EXERCISE BRIEF ▸
From the material below, list every line containing "label".

MATERIAL FOR THIS TASK ▸
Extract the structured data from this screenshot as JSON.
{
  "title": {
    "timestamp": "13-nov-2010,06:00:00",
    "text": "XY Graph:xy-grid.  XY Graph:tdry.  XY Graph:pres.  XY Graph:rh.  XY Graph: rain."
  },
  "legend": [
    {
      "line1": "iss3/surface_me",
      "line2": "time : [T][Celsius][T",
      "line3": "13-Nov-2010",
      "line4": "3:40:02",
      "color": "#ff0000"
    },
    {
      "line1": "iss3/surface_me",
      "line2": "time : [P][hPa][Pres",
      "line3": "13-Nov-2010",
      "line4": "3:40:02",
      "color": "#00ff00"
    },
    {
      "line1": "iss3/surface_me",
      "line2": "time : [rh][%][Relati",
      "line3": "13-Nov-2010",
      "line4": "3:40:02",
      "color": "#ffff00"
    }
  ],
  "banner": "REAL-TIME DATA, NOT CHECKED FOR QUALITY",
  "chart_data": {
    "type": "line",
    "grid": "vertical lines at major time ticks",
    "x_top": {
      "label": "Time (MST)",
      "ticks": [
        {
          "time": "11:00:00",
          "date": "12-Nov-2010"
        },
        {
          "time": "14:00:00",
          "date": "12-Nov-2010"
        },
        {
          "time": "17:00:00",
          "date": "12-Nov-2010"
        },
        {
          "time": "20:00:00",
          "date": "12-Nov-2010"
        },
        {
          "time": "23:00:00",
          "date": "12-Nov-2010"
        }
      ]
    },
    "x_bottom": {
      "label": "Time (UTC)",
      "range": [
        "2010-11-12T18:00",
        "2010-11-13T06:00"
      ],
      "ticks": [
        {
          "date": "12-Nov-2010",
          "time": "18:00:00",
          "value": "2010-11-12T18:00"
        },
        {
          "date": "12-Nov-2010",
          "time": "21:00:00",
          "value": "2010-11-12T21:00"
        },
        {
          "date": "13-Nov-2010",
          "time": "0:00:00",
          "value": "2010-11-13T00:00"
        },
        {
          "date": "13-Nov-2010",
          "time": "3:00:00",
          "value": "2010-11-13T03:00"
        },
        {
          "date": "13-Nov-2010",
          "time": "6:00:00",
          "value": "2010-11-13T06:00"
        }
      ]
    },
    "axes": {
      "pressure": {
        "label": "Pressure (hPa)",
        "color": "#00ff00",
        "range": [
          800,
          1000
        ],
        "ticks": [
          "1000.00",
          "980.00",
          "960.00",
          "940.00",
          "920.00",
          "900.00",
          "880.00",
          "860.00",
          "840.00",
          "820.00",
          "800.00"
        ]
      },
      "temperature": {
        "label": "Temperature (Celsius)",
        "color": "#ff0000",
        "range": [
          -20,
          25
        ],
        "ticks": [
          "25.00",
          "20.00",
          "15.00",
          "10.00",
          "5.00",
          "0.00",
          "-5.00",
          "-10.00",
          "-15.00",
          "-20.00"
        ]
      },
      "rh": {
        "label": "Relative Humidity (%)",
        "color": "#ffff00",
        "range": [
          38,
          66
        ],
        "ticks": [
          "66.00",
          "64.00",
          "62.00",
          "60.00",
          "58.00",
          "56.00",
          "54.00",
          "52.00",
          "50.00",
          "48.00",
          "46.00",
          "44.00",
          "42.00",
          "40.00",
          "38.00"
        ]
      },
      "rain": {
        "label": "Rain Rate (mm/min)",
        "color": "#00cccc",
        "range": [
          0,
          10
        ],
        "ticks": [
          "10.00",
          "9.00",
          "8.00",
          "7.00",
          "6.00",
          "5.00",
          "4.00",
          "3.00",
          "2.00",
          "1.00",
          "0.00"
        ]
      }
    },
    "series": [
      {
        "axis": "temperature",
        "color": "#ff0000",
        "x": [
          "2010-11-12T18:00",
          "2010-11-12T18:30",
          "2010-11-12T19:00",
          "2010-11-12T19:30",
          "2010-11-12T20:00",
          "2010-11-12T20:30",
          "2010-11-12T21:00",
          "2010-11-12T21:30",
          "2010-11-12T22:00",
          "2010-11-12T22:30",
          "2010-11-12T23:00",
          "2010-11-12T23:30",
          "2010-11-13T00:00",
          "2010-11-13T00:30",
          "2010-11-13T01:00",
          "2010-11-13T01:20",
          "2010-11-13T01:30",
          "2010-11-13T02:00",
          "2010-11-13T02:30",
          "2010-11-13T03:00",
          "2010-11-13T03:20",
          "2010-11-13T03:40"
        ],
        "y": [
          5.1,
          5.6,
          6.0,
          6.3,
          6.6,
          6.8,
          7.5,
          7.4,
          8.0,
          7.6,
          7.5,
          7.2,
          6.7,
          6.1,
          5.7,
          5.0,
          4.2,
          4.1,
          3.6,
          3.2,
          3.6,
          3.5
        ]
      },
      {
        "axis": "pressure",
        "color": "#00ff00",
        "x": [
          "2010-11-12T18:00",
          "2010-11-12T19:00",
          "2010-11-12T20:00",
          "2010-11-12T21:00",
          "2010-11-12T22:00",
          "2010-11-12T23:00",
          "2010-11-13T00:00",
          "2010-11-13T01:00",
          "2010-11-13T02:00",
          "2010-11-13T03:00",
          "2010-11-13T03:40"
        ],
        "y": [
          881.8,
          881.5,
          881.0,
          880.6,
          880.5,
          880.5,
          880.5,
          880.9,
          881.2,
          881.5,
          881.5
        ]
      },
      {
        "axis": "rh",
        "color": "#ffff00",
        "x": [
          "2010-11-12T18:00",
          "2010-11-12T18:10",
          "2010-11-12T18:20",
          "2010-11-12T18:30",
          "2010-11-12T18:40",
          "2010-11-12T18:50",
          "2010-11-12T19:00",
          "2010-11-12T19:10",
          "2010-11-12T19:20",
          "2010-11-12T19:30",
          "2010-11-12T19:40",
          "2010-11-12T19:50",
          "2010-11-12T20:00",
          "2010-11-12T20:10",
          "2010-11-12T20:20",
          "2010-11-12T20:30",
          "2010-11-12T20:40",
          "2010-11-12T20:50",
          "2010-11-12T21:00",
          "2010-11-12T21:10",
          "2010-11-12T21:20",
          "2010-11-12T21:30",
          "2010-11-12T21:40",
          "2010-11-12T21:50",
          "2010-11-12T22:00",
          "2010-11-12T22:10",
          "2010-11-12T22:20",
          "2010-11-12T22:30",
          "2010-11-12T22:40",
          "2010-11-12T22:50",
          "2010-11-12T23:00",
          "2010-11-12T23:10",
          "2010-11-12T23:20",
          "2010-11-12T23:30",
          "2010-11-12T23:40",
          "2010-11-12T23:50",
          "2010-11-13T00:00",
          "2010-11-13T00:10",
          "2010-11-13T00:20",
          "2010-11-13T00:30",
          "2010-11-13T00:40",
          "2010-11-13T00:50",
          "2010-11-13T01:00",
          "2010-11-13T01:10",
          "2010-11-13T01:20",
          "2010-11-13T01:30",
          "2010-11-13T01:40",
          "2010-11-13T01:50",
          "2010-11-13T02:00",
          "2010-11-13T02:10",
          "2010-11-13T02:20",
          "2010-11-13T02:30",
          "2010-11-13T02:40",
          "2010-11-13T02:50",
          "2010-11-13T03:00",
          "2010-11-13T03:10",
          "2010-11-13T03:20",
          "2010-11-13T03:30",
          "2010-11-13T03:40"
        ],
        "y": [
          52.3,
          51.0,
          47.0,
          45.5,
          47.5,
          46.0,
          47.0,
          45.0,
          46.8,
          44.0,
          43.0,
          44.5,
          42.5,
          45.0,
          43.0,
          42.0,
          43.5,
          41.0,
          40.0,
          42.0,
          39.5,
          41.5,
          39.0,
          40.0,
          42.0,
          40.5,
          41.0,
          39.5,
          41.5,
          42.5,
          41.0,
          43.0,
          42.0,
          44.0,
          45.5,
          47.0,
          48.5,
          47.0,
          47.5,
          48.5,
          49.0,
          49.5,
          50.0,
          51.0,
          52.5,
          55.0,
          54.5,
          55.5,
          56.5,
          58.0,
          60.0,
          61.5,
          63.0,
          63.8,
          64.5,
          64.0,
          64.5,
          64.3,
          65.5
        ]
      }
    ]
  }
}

WRITTEN REPLY ▸
      "label": "Time (MST)",
      "label": "Time (UTC)",
        "label": "Pressure (hPa)",
        "label": "Temperature (Celsius)",
        "label": "Relative Humidity (%)",
        "label": "Rain Rate (mm/min)",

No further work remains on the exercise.